EXERCISE: Your output must consist of the records printed verbatim, with the pictures excluded.
[MATERIAL TO PROCESS]
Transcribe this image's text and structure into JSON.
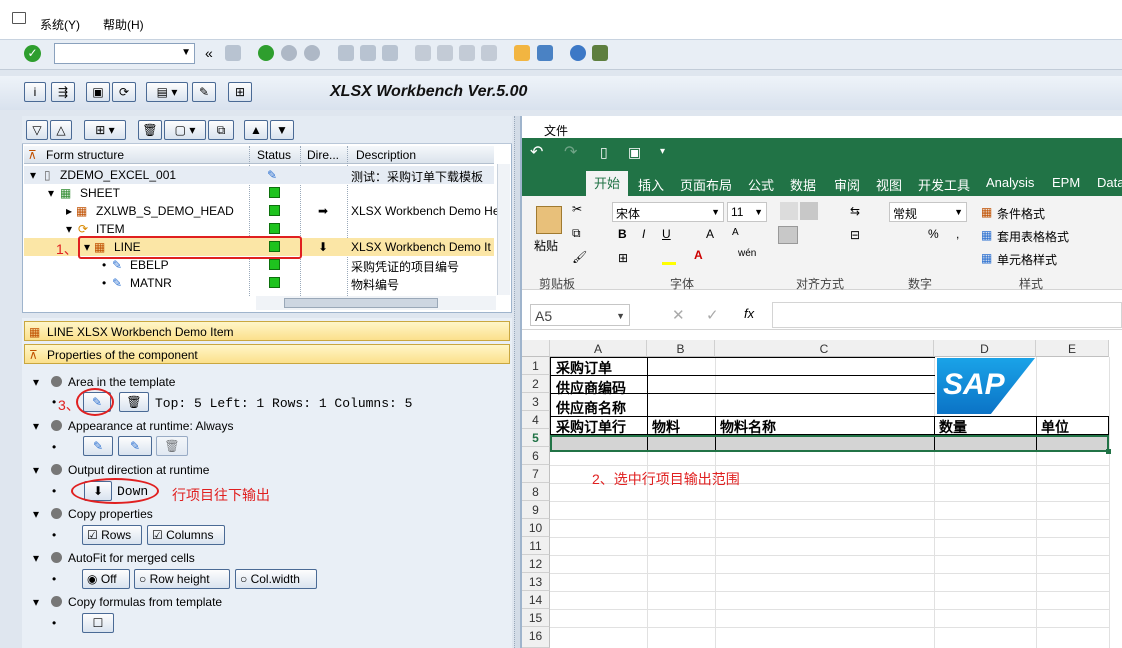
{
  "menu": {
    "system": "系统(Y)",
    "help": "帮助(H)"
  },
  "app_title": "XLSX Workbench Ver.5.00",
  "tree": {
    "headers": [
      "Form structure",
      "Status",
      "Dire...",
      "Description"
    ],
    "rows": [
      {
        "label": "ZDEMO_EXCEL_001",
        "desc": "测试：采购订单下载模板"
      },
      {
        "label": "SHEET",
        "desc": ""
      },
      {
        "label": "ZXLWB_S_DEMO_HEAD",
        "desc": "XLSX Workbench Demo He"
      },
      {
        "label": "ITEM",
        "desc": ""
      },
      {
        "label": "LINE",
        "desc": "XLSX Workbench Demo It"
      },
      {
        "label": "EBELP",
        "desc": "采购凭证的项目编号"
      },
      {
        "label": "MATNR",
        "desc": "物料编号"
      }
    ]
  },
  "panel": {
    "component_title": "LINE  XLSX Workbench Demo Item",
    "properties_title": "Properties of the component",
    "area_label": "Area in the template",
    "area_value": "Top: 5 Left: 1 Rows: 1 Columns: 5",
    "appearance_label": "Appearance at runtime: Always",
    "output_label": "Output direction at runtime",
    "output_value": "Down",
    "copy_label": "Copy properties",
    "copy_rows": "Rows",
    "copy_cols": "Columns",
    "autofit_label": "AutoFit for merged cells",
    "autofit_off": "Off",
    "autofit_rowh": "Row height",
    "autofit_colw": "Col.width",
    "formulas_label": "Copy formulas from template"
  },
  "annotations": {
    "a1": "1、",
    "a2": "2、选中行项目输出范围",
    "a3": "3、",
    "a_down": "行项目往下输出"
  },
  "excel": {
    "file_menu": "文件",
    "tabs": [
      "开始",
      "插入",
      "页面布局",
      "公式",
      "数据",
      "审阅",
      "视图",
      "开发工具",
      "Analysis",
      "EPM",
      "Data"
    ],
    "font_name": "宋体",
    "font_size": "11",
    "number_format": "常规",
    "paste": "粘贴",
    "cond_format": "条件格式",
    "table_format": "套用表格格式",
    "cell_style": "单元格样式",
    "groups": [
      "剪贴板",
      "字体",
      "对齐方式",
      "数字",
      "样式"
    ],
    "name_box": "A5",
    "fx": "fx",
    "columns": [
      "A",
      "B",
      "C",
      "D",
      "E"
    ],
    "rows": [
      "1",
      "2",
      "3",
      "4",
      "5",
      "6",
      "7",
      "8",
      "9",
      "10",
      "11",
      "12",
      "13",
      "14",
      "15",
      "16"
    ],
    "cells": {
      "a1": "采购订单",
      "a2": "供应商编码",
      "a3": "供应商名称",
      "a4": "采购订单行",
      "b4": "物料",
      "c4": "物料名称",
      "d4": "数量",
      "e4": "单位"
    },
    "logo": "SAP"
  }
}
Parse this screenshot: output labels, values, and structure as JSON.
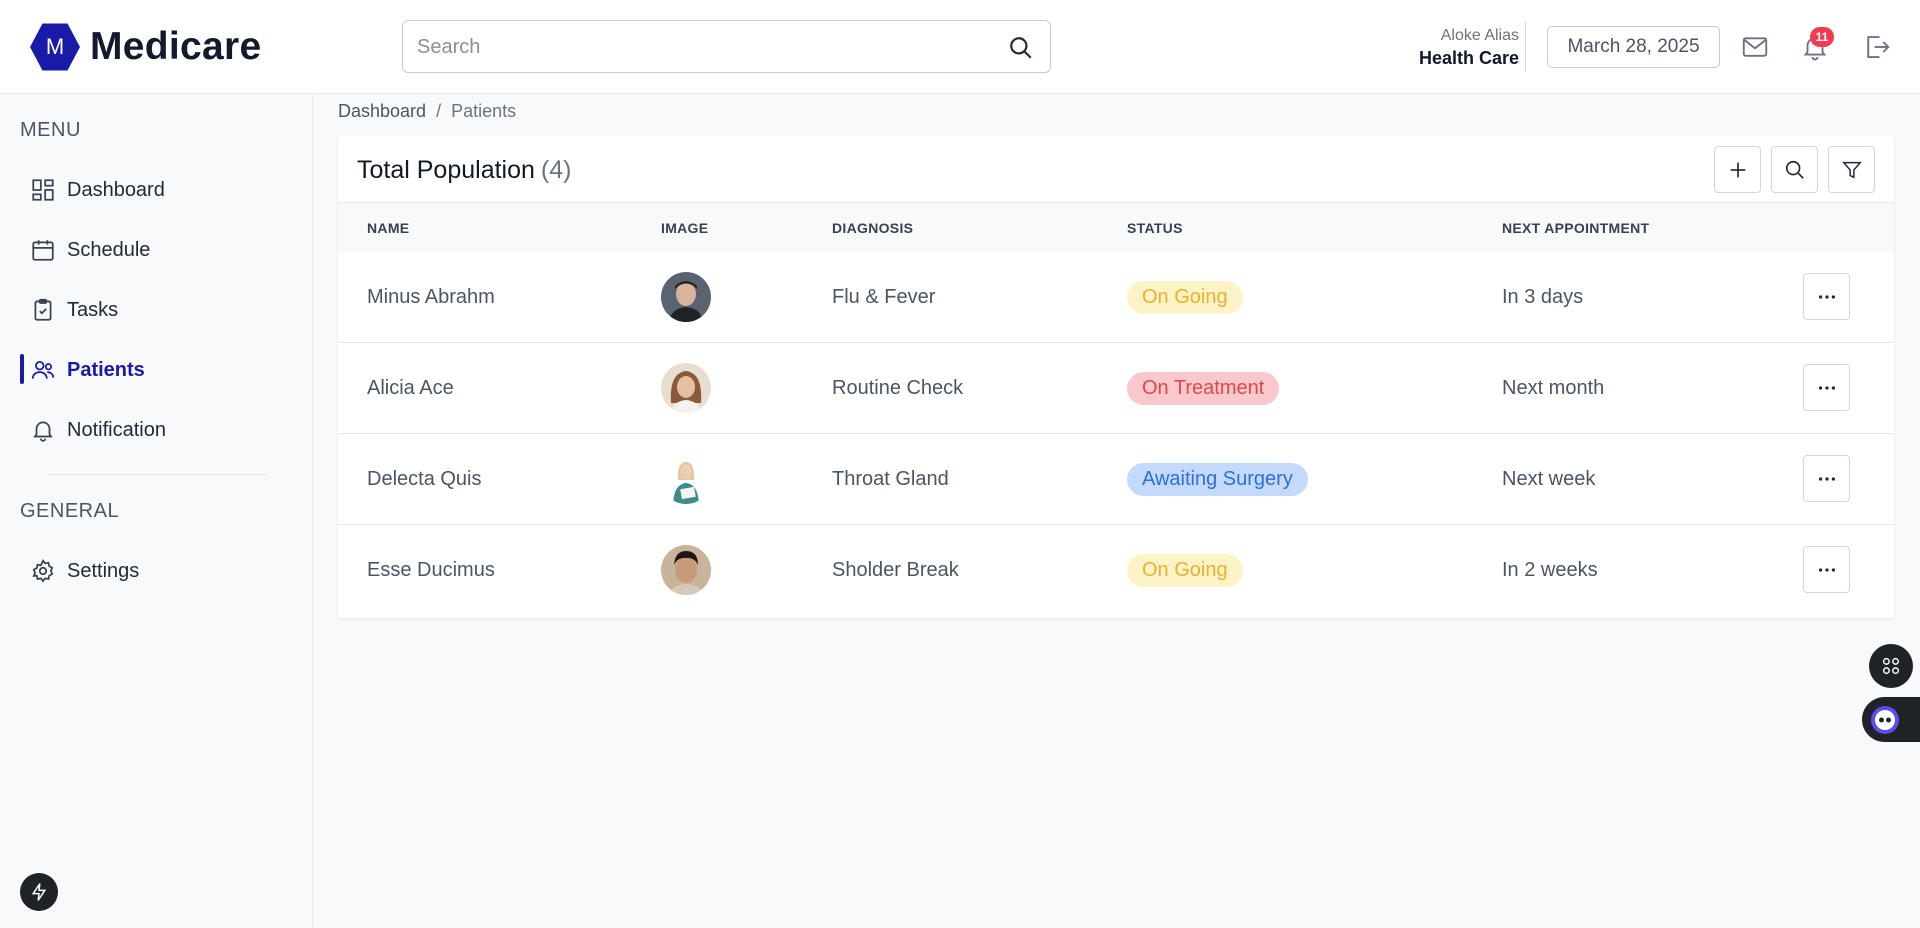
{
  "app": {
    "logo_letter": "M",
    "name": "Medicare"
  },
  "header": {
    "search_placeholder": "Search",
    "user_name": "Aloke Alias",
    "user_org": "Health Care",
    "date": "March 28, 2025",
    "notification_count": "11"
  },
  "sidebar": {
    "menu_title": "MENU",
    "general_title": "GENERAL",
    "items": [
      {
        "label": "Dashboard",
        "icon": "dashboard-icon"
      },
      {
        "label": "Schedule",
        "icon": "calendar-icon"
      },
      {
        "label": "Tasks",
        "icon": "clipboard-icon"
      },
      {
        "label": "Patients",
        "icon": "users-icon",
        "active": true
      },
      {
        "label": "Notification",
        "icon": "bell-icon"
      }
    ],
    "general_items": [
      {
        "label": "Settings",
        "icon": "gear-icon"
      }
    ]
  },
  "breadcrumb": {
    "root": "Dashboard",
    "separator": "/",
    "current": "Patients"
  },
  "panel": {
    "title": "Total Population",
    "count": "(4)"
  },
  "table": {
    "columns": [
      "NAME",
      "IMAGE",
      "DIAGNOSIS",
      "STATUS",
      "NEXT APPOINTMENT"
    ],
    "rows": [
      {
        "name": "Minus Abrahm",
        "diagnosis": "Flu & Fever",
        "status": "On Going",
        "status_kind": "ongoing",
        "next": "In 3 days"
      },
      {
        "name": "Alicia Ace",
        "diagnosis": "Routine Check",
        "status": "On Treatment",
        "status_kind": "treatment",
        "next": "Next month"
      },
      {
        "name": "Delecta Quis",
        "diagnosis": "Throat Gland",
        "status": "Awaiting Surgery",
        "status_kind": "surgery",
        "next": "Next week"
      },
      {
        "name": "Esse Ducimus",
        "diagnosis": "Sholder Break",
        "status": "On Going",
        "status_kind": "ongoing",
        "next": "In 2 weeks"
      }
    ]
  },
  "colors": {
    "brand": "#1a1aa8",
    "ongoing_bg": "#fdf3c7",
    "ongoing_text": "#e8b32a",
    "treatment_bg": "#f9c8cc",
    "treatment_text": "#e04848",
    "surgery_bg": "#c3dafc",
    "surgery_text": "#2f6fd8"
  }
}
[/MATERIAL TO PROCESS]
SOLUTION TO THE PROBLEM:
Transcribe this image's text and structure into JSON.
{
  "menu": {
    "system": "系统(Y)",
    "help": "帮助(H)"
  },
  "app_title": "XLSX Workbench Ver.5.00",
  "tree": {
    "headers": [
      "Form structure",
      "Status",
      "Dire...",
      "Description"
    ],
    "rows": [
      {
        "label": "ZDEMO_EXCEL_001",
        "desc": "测试：采购订单下载模板"
      },
      {
        "label": "SHEET",
        "desc": ""
      },
      {
        "label": "ZXLWB_S_DEMO_HEAD",
        "desc": "XLSX Workbench Demo He"
      },
      {
        "label": "ITEM",
        "desc": ""
      },
      {
        "label": "LINE",
        "desc": "XLSX Workbench Demo It"
      },
      {
        "label": "EBELP",
        "desc": "采购凭证的项目编号"
      },
      {
        "label": "MATNR",
        "desc": "物料编号"
      }
    ]
  },
  "panel": {
    "component_title": "LINE  XLSX Workbench Demo Item",
    "properties_title": "Properties of the component",
    "area_label": "Area in the template",
    "area_value": "Top: 5 Left: 1 Rows: 1 Columns: 5",
    "appearance_label": "Appearance at runtime: Always",
    "output_label": "Output direction at runtime",
    "output_value": "Down",
    "copy_label": "Copy properties",
    "copy_rows": "Rows",
    "copy_cols": "Columns",
    "autofit_label": "AutoFit for merged cells",
    "autofit_off": "Off",
    "autofit_rowh": "Row height",
    "autofit_colw": "Col.width",
    "formulas_label": "Copy formulas from template"
  },
  "annotations": {
    "a1": "1、",
    "a2": "2、选中行项目输出范围",
    "a3": "3、",
    "a_down": "行项目往下输出"
  },
  "excel": {
    "file_menu": "文件",
    "tabs": [
      "开始",
      "插入",
      "页面布局",
      "公式",
      "数据",
      "审阅",
      "视图",
      "开发工具",
      "Analysis",
      "EPM",
      "Data"
    ],
    "font_name": "宋体",
    "font_size": "11",
    "number_format": "常规",
    "paste": "粘贴",
    "cond_format": "条件格式",
    "table_format": "套用表格格式",
    "cell_style": "单元格样式",
    "groups": [
      "剪贴板",
      "字体",
      "对齐方式",
      "数字",
      "样式"
    ],
    "name_box": "A5",
    "fx": "fx",
    "columns": [
      "A",
      "B",
      "C",
      "D",
      "E"
    ],
    "rows": [
      "1",
      "2",
      "3",
      "4",
      "5",
      "6",
      "7",
      "8",
      "9",
      "10",
      "11",
      "12",
      "13",
      "14",
      "15",
      "16"
    ],
    "cells": {
      "a1": "采购订单",
      "a2": "供应商编码",
      "a3": "供应商名称",
      "a4": "采购订单行",
      "b4": "物料",
      "c4": "物料名称",
      "d4": "数量",
      "e4": "单位"
    },
    "logo": "SAP"
  }
}
Parse this screenshot: output labels, values, and structure as JSON.
{
  "app": {
    "logo_letter": "M",
    "name": "Medicare"
  },
  "header": {
    "search_placeholder": "Search",
    "user_name": "Aloke Alias",
    "user_org": "Health Care",
    "date": "March 28, 2025",
    "notification_count": "11"
  },
  "sidebar": {
    "menu_title": "MENU",
    "general_title": "GENERAL",
    "items": [
      {
        "label": "Dashboard",
        "icon": "dashboard-icon"
      },
      {
        "label": "Schedule",
        "icon": "calendar-icon"
      },
      {
        "label": "Tasks",
        "icon": "clipboard-icon"
      },
      {
        "label": "Patients",
        "icon": "users-icon",
        "active": true
      },
      {
        "label": "Notification",
        "icon": "bell-icon"
      }
    ],
    "general_items": [
      {
        "label": "Settings",
        "icon": "gear-icon"
      }
    ]
  },
  "breadcrumb": {
    "root": "Dashboard",
    "separator": "/",
    "current": "Patients"
  },
  "panel": {
    "title": "Total Population",
    "count": "(4)"
  },
  "table": {
    "columns": [
      "NAME",
      "IMAGE",
      "DIAGNOSIS",
      "STATUS",
      "NEXT APPOINTMENT"
    ],
    "rows": [
      {
        "name": "Minus Abrahm",
        "diagnosis": "Flu & Fever",
        "status": "On Going",
        "status_kind": "ongoing",
        "next": "In 3 days"
      },
      {
        "name": "Alicia Ace",
        "diagnosis": "Routine Check",
        "status": "On Treatment",
        "status_kind": "treatment",
        "next": "Next month"
      },
      {
        "name": "Delecta Quis",
        "diagnosis": "Throat Gland",
        "status": "Awaiting Surgery",
        "status_kind": "surgery",
        "next": "Next week"
      },
      {
        "name": "Esse Ducimus",
        "diagnosis": "Sholder Break",
        "status": "On Going",
        "status_kind": "ongoing",
        "next": "In 2 weeks"
      }
    ]
  },
  "colors": {
    "brand": "#1a1aa8",
    "ongoing_bg": "#fdf3c7",
    "ongoing_text": "#e8b32a",
    "treatment_bg": "#f9c8cc",
    "treatment_text": "#e04848",
    "surgery_bg": "#c3dafc",
    "surgery_text": "#2f6fd8"
  }
}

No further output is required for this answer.